● **Task details**:
Render the following material again verbatim, leaving nothing out.

═══ Records to process

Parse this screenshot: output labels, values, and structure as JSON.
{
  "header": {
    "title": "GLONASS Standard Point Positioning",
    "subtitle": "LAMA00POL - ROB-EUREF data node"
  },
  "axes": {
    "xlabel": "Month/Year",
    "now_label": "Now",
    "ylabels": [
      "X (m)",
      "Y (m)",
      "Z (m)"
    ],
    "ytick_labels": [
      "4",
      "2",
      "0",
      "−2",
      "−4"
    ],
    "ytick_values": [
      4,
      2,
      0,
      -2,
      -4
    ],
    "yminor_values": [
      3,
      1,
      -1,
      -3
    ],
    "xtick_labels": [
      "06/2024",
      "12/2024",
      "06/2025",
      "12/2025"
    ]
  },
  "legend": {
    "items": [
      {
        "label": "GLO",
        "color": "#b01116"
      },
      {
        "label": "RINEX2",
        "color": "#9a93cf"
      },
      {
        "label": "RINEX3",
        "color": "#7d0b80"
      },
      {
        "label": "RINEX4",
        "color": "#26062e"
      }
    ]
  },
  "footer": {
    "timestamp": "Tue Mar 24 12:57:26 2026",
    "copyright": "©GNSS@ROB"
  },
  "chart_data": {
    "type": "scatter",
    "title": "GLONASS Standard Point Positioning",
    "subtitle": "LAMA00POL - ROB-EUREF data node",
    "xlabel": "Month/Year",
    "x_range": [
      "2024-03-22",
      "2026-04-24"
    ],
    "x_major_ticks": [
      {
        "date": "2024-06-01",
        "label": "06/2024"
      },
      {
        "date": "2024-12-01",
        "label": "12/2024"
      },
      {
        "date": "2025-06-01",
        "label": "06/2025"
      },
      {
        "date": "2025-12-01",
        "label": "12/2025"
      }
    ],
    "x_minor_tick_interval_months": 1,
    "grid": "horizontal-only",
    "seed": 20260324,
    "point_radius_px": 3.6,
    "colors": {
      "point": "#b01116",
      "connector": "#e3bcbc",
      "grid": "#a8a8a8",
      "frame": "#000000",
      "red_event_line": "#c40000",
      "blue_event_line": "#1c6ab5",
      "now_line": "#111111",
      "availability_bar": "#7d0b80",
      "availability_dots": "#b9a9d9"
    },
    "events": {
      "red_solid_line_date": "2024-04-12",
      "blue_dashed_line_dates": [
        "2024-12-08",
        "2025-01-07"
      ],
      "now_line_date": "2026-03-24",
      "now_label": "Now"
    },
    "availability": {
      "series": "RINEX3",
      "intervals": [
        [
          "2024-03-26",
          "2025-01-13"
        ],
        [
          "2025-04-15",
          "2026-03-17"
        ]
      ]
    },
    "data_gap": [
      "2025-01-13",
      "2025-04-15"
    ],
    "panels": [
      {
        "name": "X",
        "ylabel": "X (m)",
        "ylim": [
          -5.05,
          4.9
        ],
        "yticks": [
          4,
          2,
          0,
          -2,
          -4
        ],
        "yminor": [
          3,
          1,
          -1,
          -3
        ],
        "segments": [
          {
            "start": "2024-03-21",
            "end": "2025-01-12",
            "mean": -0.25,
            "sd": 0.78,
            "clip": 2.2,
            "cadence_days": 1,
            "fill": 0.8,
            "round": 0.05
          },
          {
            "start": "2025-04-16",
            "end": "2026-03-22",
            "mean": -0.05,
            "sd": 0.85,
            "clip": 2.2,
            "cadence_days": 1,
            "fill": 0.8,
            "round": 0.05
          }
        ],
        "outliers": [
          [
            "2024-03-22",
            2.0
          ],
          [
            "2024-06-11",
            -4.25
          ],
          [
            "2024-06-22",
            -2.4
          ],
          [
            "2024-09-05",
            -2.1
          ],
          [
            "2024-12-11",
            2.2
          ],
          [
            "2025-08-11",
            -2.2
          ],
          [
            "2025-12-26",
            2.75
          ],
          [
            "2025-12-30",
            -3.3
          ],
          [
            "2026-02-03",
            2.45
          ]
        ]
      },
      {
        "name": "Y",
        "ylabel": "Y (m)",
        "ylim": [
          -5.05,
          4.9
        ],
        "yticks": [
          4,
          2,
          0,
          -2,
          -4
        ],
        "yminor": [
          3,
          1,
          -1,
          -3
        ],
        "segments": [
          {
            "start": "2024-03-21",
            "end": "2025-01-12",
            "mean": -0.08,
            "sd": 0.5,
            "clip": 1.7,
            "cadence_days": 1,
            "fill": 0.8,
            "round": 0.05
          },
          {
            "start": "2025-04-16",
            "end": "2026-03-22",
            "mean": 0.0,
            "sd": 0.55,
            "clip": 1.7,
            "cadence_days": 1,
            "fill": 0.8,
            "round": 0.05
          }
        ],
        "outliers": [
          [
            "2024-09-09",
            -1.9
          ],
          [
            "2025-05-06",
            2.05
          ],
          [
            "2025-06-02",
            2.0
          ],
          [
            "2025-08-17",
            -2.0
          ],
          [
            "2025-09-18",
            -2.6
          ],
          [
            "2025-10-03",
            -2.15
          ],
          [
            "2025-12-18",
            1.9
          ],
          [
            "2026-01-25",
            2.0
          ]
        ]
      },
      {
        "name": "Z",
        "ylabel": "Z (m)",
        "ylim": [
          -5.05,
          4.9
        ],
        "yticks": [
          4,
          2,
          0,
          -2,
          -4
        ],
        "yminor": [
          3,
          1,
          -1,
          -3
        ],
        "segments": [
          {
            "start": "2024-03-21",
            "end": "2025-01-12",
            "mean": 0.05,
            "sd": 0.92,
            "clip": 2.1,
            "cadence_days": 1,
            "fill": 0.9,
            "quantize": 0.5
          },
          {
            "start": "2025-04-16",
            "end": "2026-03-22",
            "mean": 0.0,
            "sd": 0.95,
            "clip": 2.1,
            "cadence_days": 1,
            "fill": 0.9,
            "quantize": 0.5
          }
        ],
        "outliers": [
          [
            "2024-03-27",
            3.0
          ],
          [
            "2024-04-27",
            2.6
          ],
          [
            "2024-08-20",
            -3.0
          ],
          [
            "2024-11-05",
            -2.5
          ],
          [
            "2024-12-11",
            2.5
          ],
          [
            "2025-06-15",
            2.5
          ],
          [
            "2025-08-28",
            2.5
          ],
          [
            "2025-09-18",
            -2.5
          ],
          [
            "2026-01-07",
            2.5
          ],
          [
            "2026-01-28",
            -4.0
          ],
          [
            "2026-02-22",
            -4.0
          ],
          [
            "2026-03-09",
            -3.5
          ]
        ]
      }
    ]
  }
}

══════

● **Result of the exercise**:
Parse this screenshot: output labels, values, and structure as JSON.
{
  "header": {
    "title": "GLONASS Standard Point Positioning",
    "subtitle": "LAMA00POL - ROB-EUREF data node"
  },
  "axes": {
    "xlabel": "Month/Year",
    "now_label": "Now",
    "ylabels": [
      "X (m)",
      "Y (m)",
      "Z (m)"
    ],
    "ytick_labels": [
      "4",
      "2",
      "0",
      "−2",
      "−4"
    ],
    "ytick_values": [
      4,
      2,
      0,
      -2,
      -4
    ],
    "yminor_values": [
      3,
      1,
      -1,
      -3
    ],
    "xtick_labels": [
      "06/2024",
      "12/2024",
      "06/2025",
      "12/2025"
    ]
  },
  "legend": {
    "items": [
      {
        "label": "GLO",
        "color": "#b01116"
      },
      {
        "label": "RINEX2",
        "color": "#9a93cf"
      },
      {
        "label": "RINEX3",
        "color": "#7d0b80"
      },
      {
        "label": "RINEX4",
        "color": "#26062e"
      }
    ]
  },
  "footer": {
    "timestamp": "Tue Mar 24 12:57:26 2026",
    "copyright": "©GNSS@ROB"
  },
  "chart_data": {
    "type": "scatter",
    "title": "GLONASS Standard Point Positioning",
    "subtitle": "LAMA00POL - ROB-EUREF data node",
    "xlabel": "Month/Year",
    "x_range": [
      "2024-03-22",
      "2026-04-24"
    ],
    "x_major_ticks": [
      {
        "date": "2024-06-01",
        "label": "06/2024"
      },
      {
        "date": "2024-12-01",
        "label": "12/2024"
      },
      {
        "date": "2025-06-01",
        "label": "06/2025"
      },
      {
        "date": "2025-12-01",
        "label": "12/2025"
      }
    ],
    "x_minor_tick_interval_months": 1,
    "grid": "horizontal-only",
    "seed": 20260324,
    "point_radius_px": 3.6,
    "colors": {
      "point": "#b01116",
      "connector": "#e3bcbc",
      "grid": "#a8a8a8",
      "frame": "#000000",
      "red_event_line": "#c40000",
      "blue_event_line": "#1c6ab5",
      "now_line": "#111111",
      "availability_bar": "#7d0b80",
      "availability_dots": "#b9a9d9"
    },
    "events": {
      "red_solid_line_date": "2024-04-12",
      "blue_dashed_line_dates": [
        "2024-12-08",
        "2025-01-07"
      ],
      "now_line_date": "2026-03-24",
      "now_label": "Now"
    },
    "availability": {
      "series": "RINEX3",
      "intervals": [
        [
          "2024-03-26",
          "2025-01-13"
        ],
        [
          "2025-04-15",
          "2026-03-17"
        ]
      ]
    },
    "data_gap": [
      "2025-01-13",
      "2025-04-15"
    ],
    "panels": [
      {
        "name": "X",
        "ylabel": "X (m)",
        "ylim": [
          -5.05,
          4.9
        ],
        "yticks": [
          4,
          2,
          0,
          -2,
          -4
        ],
        "yminor": [
          3,
          1,
          -1,
          -3
        ],
        "segments": [
          {
            "start": "2024-03-21",
            "end": "2025-01-12",
            "mean": -0.25,
            "sd": 0.78,
            "clip": 2.2,
            "cadence_days": 1,
            "fill": 0.8,
            "round": 0.05
          },
          {
            "start": "2025-04-16",
            "end": "2026-03-22",
            "mean": -0.05,
            "sd": 0.85,
            "clip": 2.2,
            "cadence_days": 1,
            "fill": 0.8,
            "round": 0.05
          }
        ],
        "outliers": [
          [
            "2024-03-22",
            2.0
          ],
          [
            "2024-06-11",
            -4.25
          ],
          [
            "2024-06-22",
            -2.4
          ],
          [
            "2024-09-05",
            -2.1
          ],
          [
            "2024-12-11",
            2.2
          ],
          [
            "2025-08-11",
            -2.2
          ],
          [
            "2025-12-26",
            2.75
          ],
          [
            "2025-12-30",
            -3.3
          ],
          [
            "2026-02-03",
            2.45
          ]
        ]
      },
      {
        "name": "Y",
        "ylabel": "Y (m)",
        "ylim": [
          -5.05,
          4.9
        ],
        "yticks": [
          4,
          2,
          0,
          -2,
          -4
        ],
        "yminor": [
          3,
          1,
          -1,
          -3
        ],
        "segments": [
          {
            "start": "2024-03-21",
            "end": "2025-01-12",
            "mean": -0.08,
            "sd": 0.5,
            "clip": 1.7,
            "cadence_days": 1,
            "fill": 0.8,
            "round": 0.05
          },
          {
            "start": "2025-04-16",
            "end": "2026-03-22",
            "mean": 0.0,
            "sd": 0.55,
            "clip": 1.7,
            "cadence_days": 1,
            "fill": 0.8,
            "round": 0.05
          }
        ],
        "outliers": [
          [
            "2024-09-09",
            -1.9
          ],
          [
            "2025-05-06",
            2.05
          ],
          [
            "2025-06-02",
            2.0
          ],
          [
            "2025-08-17",
            -2.0
          ],
          [
            "2025-09-18",
            -2.6
          ],
          [
            "2025-10-03",
            -2.15
          ],
          [
            "2025-12-18",
            1.9
          ],
          [
            "2026-01-25",
            2.0
          ]
        ]
      },
      {
        "name": "Z",
        "ylabel": "Z (m)",
        "ylim": [
          -5.05,
          4.9
        ],
        "yticks": [
          4,
          2,
          0,
          -2,
          -4
        ],
        "yminor": [
          3,
          1,
          -1,
          -3
        ],
        "segments": [
          {
            "start": "2024-03-21",
            "end": "2025-01-12",
            "mean": 0.05,
            "sd": 0.92,
            "clip": 2.1,
            "cadence_days": 1,
            "fill": 0.9,
            "quantize": 0.5
          },
          {
            "start": "2025-04-16",
            "end": "2026-03-22",
            "mean": 0.0,
            "sd": 0.95,
            "clip": 2.1,
            "cadence_days": 1,
            "fill": 0.9,
            "quantize": 0.5
          }
        ],
        "outliers": [
          [
            "2024-03-27",
            3.0
          ],
          [
            "2024-04-27",
            2.6
          ],
          [
            "2024-08-20",
            -3.0
          ],
          [
            "2024-11-05",
            -2.5
          ],
          [
            "2024-12-11",
            2.5
          ],
          [
            "2025-06-15",
            2.5
          ],
          [
            "2025-08-28",
            2.5
          ],
          [
            "2025-09-18",
            -2.5
          ],
          [
            "2026-01-07",
            2.5
          ],
          [
            "2026-01-28",
            -4.0
          ],
          [
            "2026-02-22",
            -4.0
          ],
          [
            "2026-03-09",
            -3.5
          ]
        ]
      }
    ]
  }
}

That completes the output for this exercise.